(Stored data)

----------------

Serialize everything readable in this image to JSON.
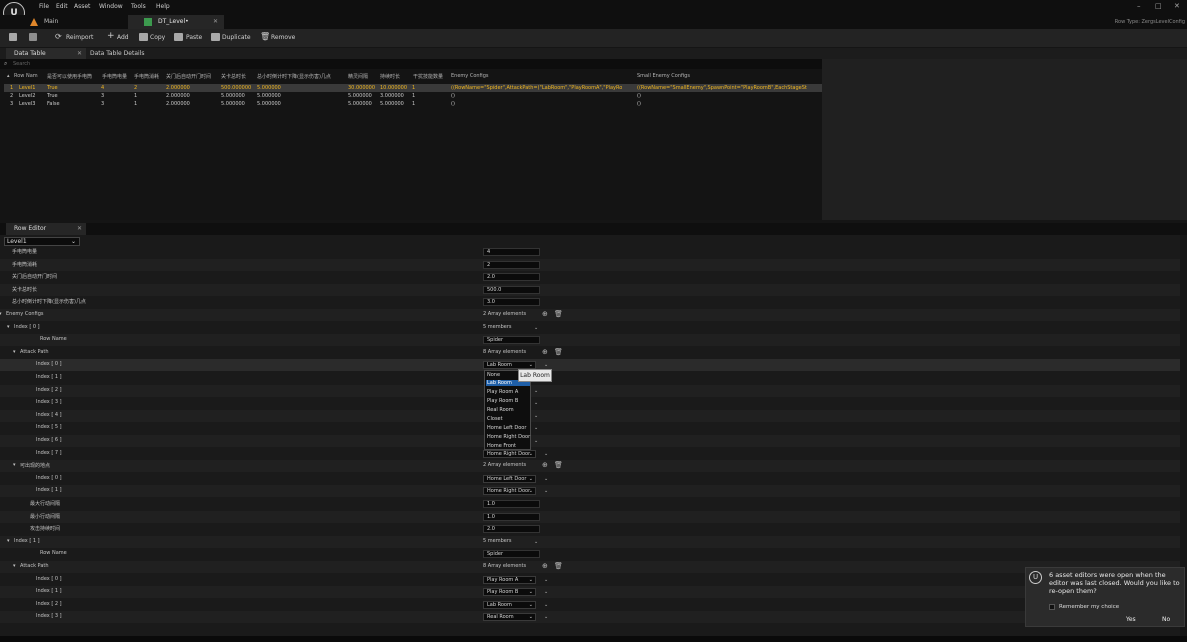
{
  "menu": {
    "items": [
      "File",
      "Edit",
      "Asset",
      "Window",
      "Tools",
      "Help"
    ]
  },
  "window": {
    "right_label": "Row Type: ZergsLevelConfig"
  },
  "tabs": [
    {
      "label": "Main"
    },
    {
      "label": "DT_Level•"
    }
  ],
  "toolbar": {
    "reimport": "Reimport",
    "add": "Add",
    "copy": "Copy",
    "paste": "Paste",
    "duplicate": "Duplicate",
    "remove": "Remove"
  },
  "subtabs": {
    "data_table": "Data Table",
    "details": "Data Table Details"
  },
  "search": {
    "placeholder": "Search"
  },
  "table": {
    "headers": [
      "Row Nam",
      "是否可以使用手电筒",
      "手电筒电量",
      "手电筒消耗",
      "关门后自动开门时间",
      "关卡总时长",
      "总小时倒计时下降(显示伤害)几点",
      "精灵间隔",
      "持续时长",
      "干扰技能数量",
      "Enemy Configs",
      "Small Enemy Configs"
    ],
    "rows": [
      {
        "idx": "1",
        "name": "Level1",
        "c1": "True",
        "c2": "4",
        "c3": "2",
        "c4": "2.000000",
        "c5": "500.000000",
        "c6": "5.000000",
        "c7": "30.000000",
        "c8": "10.000000",
        "c9": "1",
        "enemy": "((RowName=\"Spider\",AttackPath=(\"LabRoom\",\"PlayRoomA\",\"PlayRo",
        "small": "((RowName=\"SmallEnemy\",SpawnPoint=\"PlayRoomB\",EachStageSt"
      },
      {
        "idx": "2",
        "name": "Level2",
        "c1": "True",
        "c2": "3",
        "c3": "1",
        "c4": "2.000000",
        "c5": "5.000000",
        "c6": "5.000000",
        "c7": "5.000000",
        "c8": "3.000000",
        "c9": "1",
        "enemy": "()",
        "small": "()"
      },
      {
        "idx": "3",
        "name": "Level3",
        "c1": "False",
        "c2": "3",
        "c3": "1",
        "c4": "2.000000",
        "c5": "5.000000",
        "c6": "5.000000",
        "c7": "5.000000",
        "c8": "5.000000",
        "c9": "1",
        "enemy": "()",
        "small": "()"
      }
    ]
  },
  "row_editor": {
    "tab": "Row Editor",
    "selected_row": "Level1",
    "props": [
      {
        "label": "手电筒电量",
        "value": "4",
        "kind": "box"
      },
      {
        "label": "手电筒消耗",
        "value": "2",
        "kind": "box"
      },
      {
        "label": "关门后自动开门时间",
        "value": "2.0",
        "kind": "box"
      },
      {
        "label": "关卡总时长",
        "value": "500.0",
        "kind": "box"
      },
      {
        "label": "总小时倒计时下降(显示伤害)几点",
        "value": "3.0",
        "kind": "box"
      },
      {
        "label": "Enemy Configs",
        "value": "2 Array elements",
        "kind": "array"
      },
      {
        "label": "Index [ 0 ]",
        "value": "5 members",
        "kind": "members"
      },
      {
        "label": "Row Name",
        "value": "Spider",
        "kind": "box"
      },
      {
        "label": "Attack Path",
        "value": "8 Array elements",
        "kind": "array"
      },
      {
        "label": "Index [ 0 ]",
        "value": "Lab Room",
        "kind": "combo"
      },
      {
        "label": "Index [ 1 ]",
        "value": "",
        "kind": "ddrow"
      },
      {
        "label": "Index [ 2 ]",
        "value": "",
        "kind": "ddrow"
      },
      {
        "label": "Index [ 3 ]",
        "value": "",
        "kind": "ddrow"
      },
      {
        "label": "Index [ 4 ]",
        "value": "",
        "kind": "ddrow"
      },
      {
        "label": "Index [ 5 ]",
        "value": "",
        "kind": "ddrow"
      },
      {
        "label": "Index [ 6 ]",
        "value": "",
        "kind": "ddrow"
      },
      {
        "label": "Index [ 7 ]",
        "value": "Home Right Door",
        "kind": "combo"
      },
      {
        "label": "可出现的地点",
        "value": "2 Array elements",
        "kind": "array"
      },
      {
        "label": "Index [ 0 ]",
        "value": "Home Left Door",
        "kind": "combo"
      },
      {
        "label": "Index [ 1 ]",
        "value": "Home Right Door",
        "kind": "combo"
      },
      {
        "label": "最大行动间隔",
        "value": "1.0",
        "kind": "box"
      },
      {
        "label": "最小行动间隔",
        "value": "1.0",
        "kind": "box"
      },
      {
        "label": "攻击持续时间",
        "value": "2.0",
        "kind": "box"
      },
      {
        "label": "Index [ 1 ]",
        "value": "5 members",
        "kind": "members"
      },
      {
        "label": "Row Name",
        "value": "Spider",
        "kind": "box"
      },
      {
        "label": "Attack Path",
        "value": "8 Array elements",
        "kind": "array"
      },
      {
        "label": "Index [ 0 ]",
        "value": "Play Room A",
        "kind": "combo"
      },
      {
        "label": "Index [ 1 ]",
        "value": "Play Room B",
        "kind": "combo"
      },
      {
        "label": "Index [ 2 ]",
        "value": "Lab Room",
        "kind": "combo"
      },
      {
        "label": "Index [ 3 ]",
        "value": "Real Room",
        "kind": "combo"
      }
    ],
    "dropdown": [
      "None",
      "Lab Room",
      "Play Room A",
      "Play Room B",
      "Real Room",
      "Closet",
      "Home Left Door",
      "Home Right Door",
      "Home Front"
    ],
    "dropdown_selected": 1,
    "tooltip": "Lab Room"
  },
  "notification": {
    "message": "6 asset editors were open when the editor was last closed. Would you like to re-open them?",
    "remember": "Remember my choice",
    "yes": "Yes",
    "no": "No"
  },
  "colors": {
    "selected_row": "#ffc333",
    "accent": "#1f5fa8"
  }
}
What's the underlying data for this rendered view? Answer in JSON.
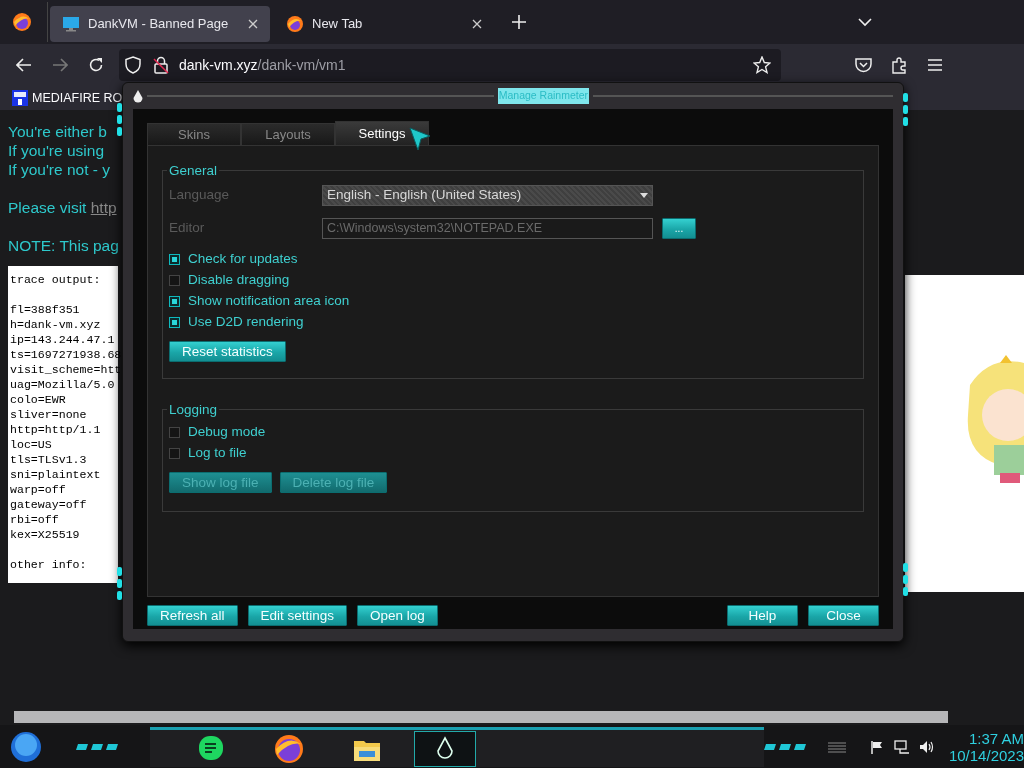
{
  "browser": {
    "tabs": [
      {
        "title": "DankVM - Banned Page",
        "selected": true
      },
      {
        "title": "New Tab",
        "selected": false
      }
    ],
    "url": {
      "host": "dank-vm.xyz",
      "path": "/dank-vm/vm1"
    },
    "bookmarks": [
      {
        "label": "MEDIAFIRE RO"
      }
    ]
  },
  "page": {
    "paragraphs": [
      [
        {
          "text": "You're either b"
        },
        {
          "text": "If you're using"
        },
        {
          "text": "If you're not - y"
        }
      ],
      [
        {
          "text": "Please visit",
          "link": "http"
        }
      ],
      [
        {
          "text": "NOTE: This pag"
        }
      ]
    ],
    "trace": {
      "heading": "trace output:",
      "lines": [
        "fl=388f351",
        "h=dank-vm.xyz",
        "ip=143.244.47.1",
        "ts=1697271938.68",
        "visit_scheme=htt",
        "uag=Mozilla/5.0",
        "colo=EWR",
        "sliver=none",
        "http=http/1.1",
        "loc=US",
        "tls=TLSv1.3",
        "sni=plaintext",
        "warp=off",
        "gateway=off",
        "rbi=off",
        "kex=X25519"
      ],
      "footer": "other info:"
    },
    "side_picture": {
      "kind": "picture"
    }
  },
  "rainmeter": {
    "title": "Manage Rainmeter",
    "tabs": [
      {
        "label": "Skins",
        "selected": false
      },
      {
        "label": "Layouts",
        "selected": false
      },
      {
        "label": "Settings",
        "selected": true
      }
    ],
    "general": {
      "legend": "General",
      "language_label": "Language",
      "language": "English - English (United States)",
      "editor_label": "Editor",
      "editor": "C:\\Windows\\system32\\NOTEPAD.EXE",
      "browse": "...",
      "options": [
        {
          "label": "Check for updates",
          "checked": true
        },
        {
          "label": "Disable dragging",
          "checked": false
        },
        {
          "label": "Show notification area icon",
          "checked": true
        },
        {
          "label": "Use D2D rendering",
          "checked": true
        }
      ],
      "buttons": [
        {
          "label": "Reset statistics",
          "disabled": false
        }
      ]
    },
    "logging": {
      "legend": "Logging",
      "options": [
        {
          "label": "Debug mode",
          "checked": false
        },
        {
          "label": "Log to file",
          "checked": false
        }
      ],
      "buttons": [
        {
          "label": "Show log file",
          "disabled": true
        },
        {
          "label": "Delete log file",
          "disabled": true
        }
      ]
    },
    "footer_left": [
      "Refresh all",
      "Edit settings",
      "Open log"
    ],
    "footer_right": [
      "Help",
      "Close"
    ]
  },
  "taskbar": {
    "apps": [
      {
        "kind": "chat",
        "active": false
      },
      {
        "kind": "firefox",
        "active": false
      },
      {
        "kind": "folder",
        "active": false
      },
      {
        "kind": "drop",
        "active": true
      }
    ],
    "time": "1:37 AM",
    "date": "10/14/2023"
  }
}
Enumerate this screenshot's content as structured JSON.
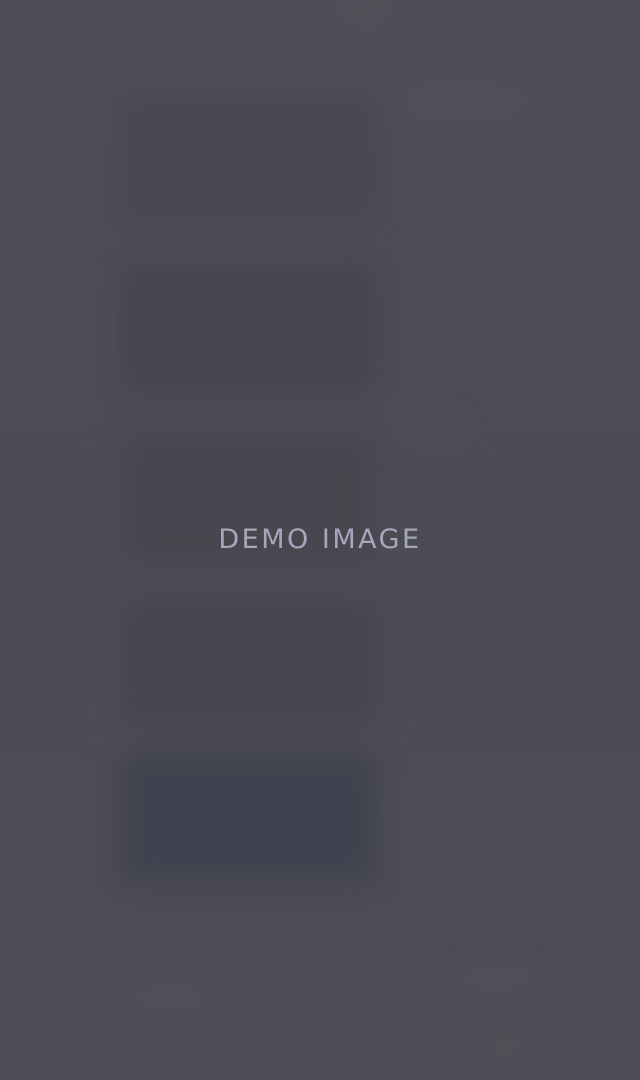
{
  "overlay": {
    "label": "DEMO IMAGE"
  },
  "colors": {
    "background": "#4e4d56",
    "label_text": "#a5a8bd",
    "placeholder_card": "#47454d",
    "placeholder_card_blue": "#40434f"
  }
}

----------------

WHAT YOU SHOULD DO: Retype verbatim only the lines beginning with the line that contains "Enumerate this screenshot's" and ending with the last line of the listing above; pictures are to be excluded.

ANSWER TO THE EXERCISE:
Enumerate this screenshot's content as structured JSON.
{
  "overlay": {
    "label": "DEMO IMAGE"
  },
  "colors": {
    "background": "#4e4d56",
    "label_text": "#a5a8bd",
    "placeholder_card": "#47454d",
    "placeholder_card_blue": "#40434f"
  }
}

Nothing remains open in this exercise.